▸ WHAT IS NEEDED
Reply with one number: how many lines contain the word "符合题意".

Collection entries:
※ ※ ※

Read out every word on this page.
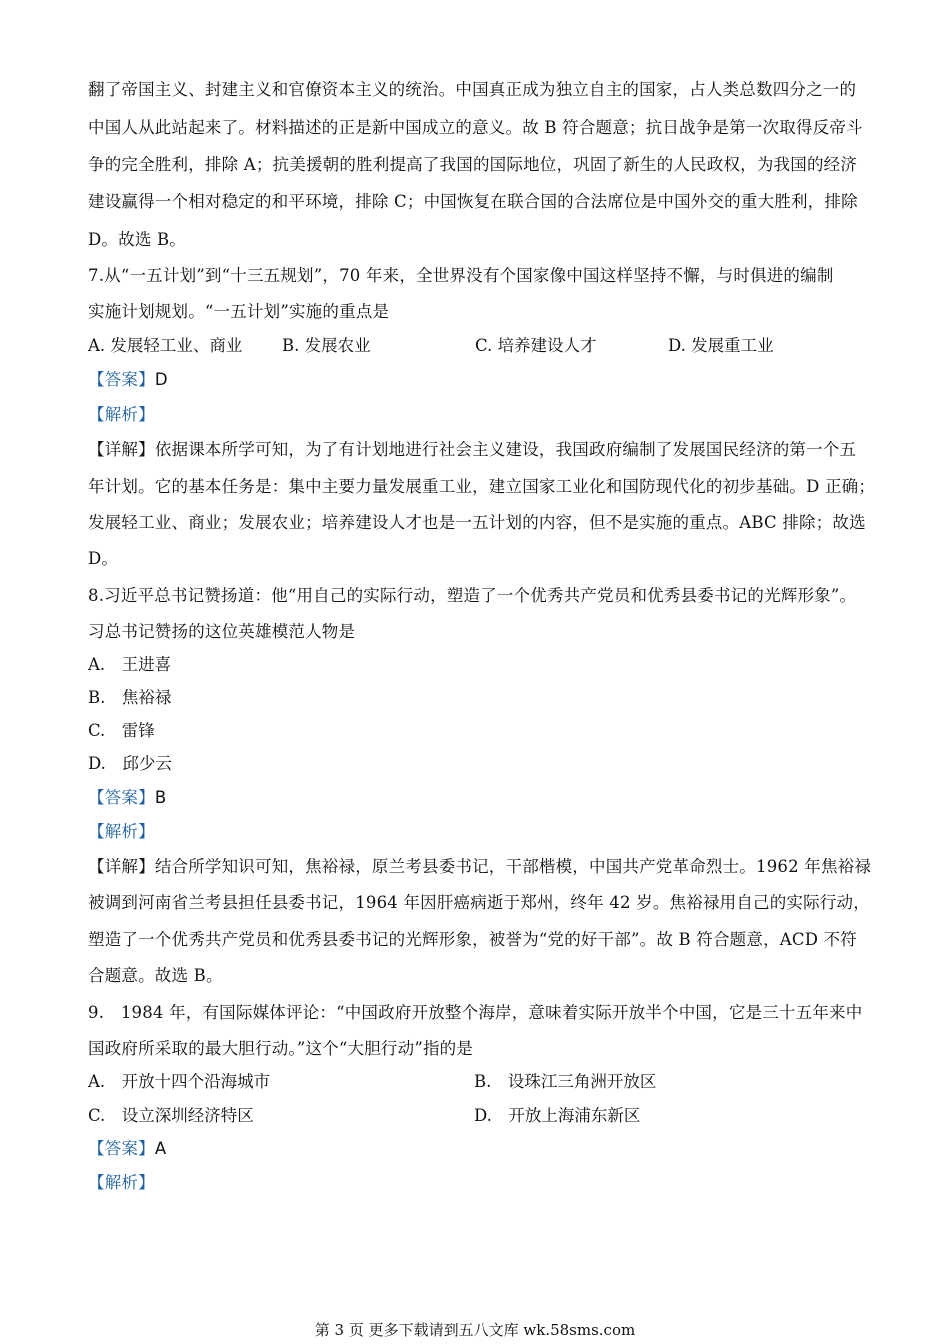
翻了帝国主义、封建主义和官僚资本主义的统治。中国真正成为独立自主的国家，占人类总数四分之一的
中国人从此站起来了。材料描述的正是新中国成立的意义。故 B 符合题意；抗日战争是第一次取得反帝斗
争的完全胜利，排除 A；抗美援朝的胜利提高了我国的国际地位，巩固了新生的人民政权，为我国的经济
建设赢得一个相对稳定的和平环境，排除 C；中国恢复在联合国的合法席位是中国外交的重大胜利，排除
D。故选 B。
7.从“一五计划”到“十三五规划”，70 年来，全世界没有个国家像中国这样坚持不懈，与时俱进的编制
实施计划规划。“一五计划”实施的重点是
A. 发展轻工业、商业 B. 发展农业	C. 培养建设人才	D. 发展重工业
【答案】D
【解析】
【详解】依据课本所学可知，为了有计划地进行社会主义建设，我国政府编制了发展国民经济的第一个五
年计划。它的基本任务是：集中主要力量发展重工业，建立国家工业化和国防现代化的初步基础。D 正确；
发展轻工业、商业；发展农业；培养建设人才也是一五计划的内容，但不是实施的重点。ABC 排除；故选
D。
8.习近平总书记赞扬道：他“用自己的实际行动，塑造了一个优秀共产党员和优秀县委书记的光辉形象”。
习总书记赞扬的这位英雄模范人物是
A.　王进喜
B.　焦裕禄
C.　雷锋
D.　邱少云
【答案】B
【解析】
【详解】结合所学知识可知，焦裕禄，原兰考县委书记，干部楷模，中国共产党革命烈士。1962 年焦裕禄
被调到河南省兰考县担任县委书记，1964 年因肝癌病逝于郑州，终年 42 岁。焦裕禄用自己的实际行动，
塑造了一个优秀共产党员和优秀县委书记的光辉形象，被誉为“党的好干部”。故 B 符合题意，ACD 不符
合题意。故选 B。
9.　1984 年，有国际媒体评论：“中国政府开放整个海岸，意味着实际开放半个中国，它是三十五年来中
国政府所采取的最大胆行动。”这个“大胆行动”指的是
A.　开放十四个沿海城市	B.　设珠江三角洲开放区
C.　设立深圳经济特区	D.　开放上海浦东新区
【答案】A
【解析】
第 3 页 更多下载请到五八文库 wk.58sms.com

※ ※ ※

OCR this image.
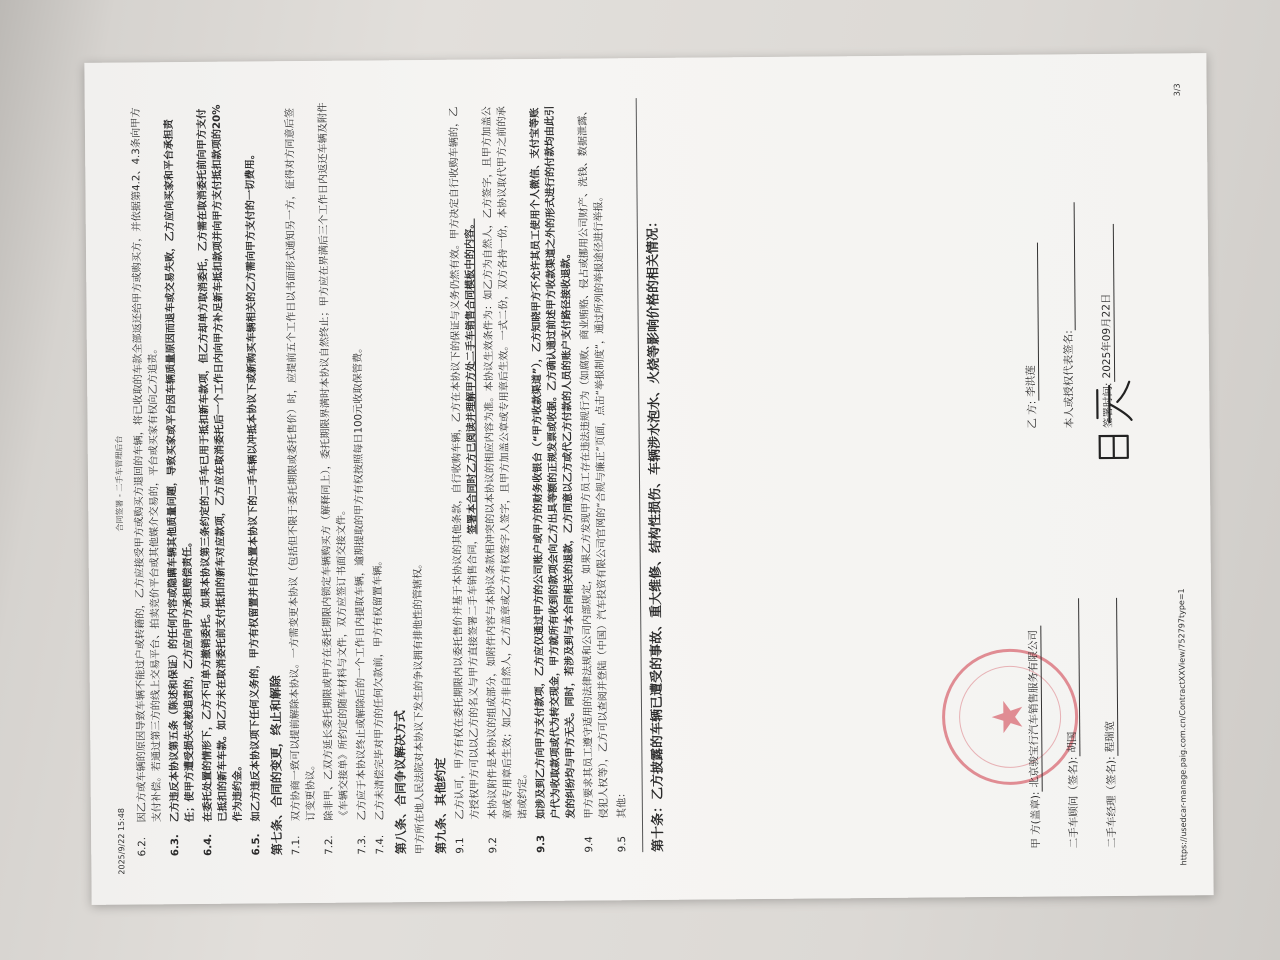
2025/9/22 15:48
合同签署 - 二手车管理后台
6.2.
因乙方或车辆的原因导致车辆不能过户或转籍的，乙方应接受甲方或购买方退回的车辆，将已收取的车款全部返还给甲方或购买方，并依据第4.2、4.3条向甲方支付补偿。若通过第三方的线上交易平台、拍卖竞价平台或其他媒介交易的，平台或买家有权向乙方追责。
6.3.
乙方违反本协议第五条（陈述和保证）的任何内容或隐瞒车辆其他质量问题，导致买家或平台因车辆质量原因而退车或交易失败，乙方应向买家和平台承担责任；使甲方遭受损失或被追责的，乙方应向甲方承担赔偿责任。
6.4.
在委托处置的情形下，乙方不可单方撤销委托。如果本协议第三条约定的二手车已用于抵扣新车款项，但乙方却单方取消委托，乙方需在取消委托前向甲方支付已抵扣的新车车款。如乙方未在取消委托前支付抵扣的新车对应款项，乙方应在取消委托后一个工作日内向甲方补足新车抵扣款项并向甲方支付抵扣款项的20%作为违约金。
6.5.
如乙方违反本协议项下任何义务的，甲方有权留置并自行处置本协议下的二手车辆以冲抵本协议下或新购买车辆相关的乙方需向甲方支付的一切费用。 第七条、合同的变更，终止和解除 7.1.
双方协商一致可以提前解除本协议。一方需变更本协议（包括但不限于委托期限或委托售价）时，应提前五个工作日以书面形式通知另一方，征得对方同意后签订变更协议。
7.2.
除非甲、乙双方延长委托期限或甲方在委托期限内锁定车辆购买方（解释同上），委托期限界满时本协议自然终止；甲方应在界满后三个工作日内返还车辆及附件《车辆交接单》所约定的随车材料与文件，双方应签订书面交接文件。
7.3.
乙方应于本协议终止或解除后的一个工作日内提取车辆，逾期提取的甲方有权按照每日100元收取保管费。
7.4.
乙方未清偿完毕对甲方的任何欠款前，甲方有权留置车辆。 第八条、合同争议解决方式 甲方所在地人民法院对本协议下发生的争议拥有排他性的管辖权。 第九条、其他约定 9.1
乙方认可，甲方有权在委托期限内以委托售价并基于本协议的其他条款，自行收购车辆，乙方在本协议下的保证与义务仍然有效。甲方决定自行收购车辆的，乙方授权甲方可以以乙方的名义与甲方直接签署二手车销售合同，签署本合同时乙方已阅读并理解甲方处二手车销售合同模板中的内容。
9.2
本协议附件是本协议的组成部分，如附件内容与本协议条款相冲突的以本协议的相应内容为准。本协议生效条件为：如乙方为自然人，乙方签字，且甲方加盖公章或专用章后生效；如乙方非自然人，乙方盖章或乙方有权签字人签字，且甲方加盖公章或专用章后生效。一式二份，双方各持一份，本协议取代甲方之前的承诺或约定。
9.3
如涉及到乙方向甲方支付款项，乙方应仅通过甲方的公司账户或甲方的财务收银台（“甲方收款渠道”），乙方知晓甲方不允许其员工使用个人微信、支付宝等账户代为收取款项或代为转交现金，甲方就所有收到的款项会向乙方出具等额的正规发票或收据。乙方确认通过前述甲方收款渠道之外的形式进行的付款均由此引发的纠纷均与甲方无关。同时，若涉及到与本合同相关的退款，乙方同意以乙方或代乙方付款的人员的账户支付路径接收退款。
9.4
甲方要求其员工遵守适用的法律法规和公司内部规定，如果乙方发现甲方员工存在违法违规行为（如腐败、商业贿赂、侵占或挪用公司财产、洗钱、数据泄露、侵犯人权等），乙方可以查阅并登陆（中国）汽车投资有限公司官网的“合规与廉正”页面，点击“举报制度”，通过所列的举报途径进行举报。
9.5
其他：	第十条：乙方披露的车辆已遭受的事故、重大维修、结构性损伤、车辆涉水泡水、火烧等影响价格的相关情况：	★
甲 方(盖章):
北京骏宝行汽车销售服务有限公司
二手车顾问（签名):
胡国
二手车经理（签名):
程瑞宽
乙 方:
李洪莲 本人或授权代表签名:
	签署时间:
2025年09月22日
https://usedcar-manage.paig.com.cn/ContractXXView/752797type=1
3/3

※ ※ ※

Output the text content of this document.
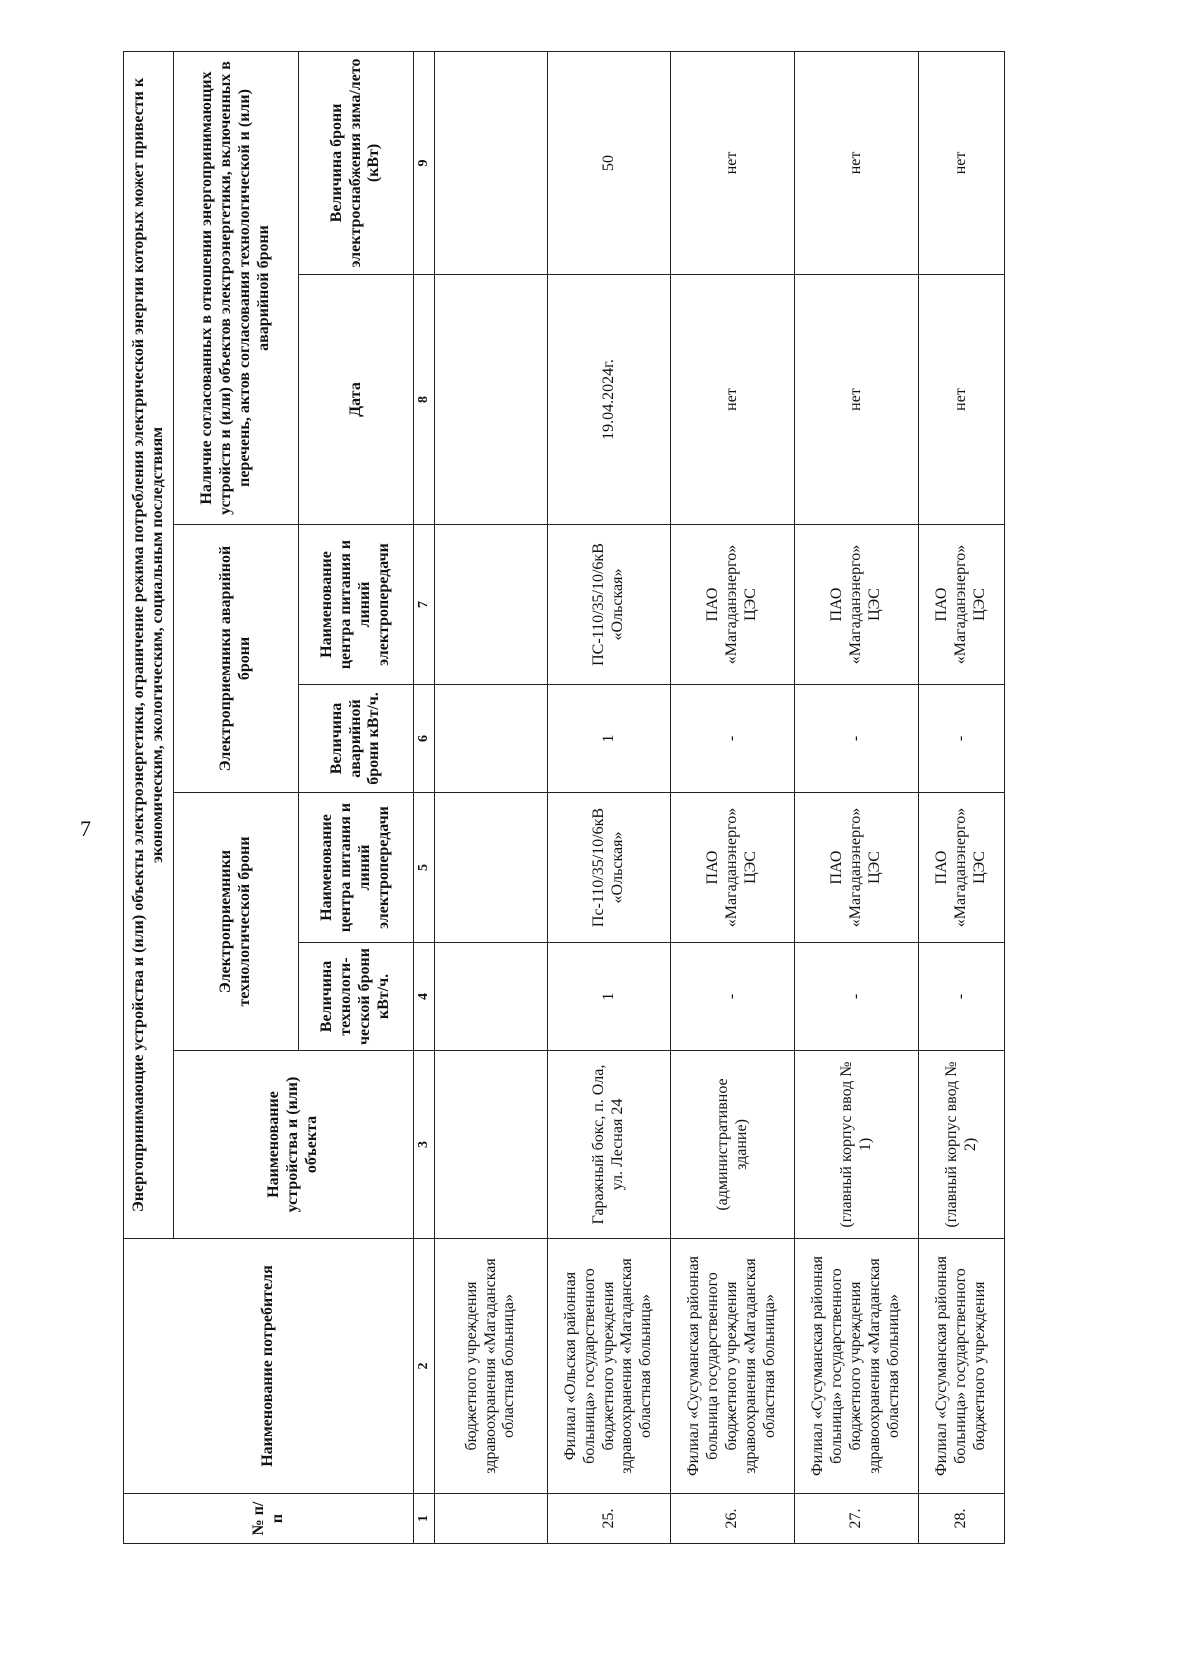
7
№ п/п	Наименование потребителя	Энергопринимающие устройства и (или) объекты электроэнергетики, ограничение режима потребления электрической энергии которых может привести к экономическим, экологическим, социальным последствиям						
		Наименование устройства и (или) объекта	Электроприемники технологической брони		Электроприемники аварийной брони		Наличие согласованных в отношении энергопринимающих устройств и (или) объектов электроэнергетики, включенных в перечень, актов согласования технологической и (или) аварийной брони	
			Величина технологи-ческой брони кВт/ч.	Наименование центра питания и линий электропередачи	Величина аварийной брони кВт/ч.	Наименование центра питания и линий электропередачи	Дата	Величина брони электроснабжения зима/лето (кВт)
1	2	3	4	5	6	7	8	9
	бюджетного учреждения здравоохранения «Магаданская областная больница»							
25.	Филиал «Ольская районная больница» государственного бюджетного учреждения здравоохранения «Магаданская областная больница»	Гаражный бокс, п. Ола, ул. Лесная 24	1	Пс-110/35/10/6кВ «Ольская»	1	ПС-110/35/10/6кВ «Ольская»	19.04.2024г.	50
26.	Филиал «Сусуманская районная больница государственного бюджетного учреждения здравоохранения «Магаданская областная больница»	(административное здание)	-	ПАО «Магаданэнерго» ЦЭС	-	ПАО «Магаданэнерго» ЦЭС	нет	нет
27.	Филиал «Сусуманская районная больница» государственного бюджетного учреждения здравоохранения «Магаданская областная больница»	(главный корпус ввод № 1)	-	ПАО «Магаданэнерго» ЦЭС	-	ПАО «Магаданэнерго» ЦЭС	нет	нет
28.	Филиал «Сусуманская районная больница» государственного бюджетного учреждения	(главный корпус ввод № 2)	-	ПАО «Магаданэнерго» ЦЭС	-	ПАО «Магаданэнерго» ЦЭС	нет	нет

※ ※ ※

▸ TASK OUTPUT
2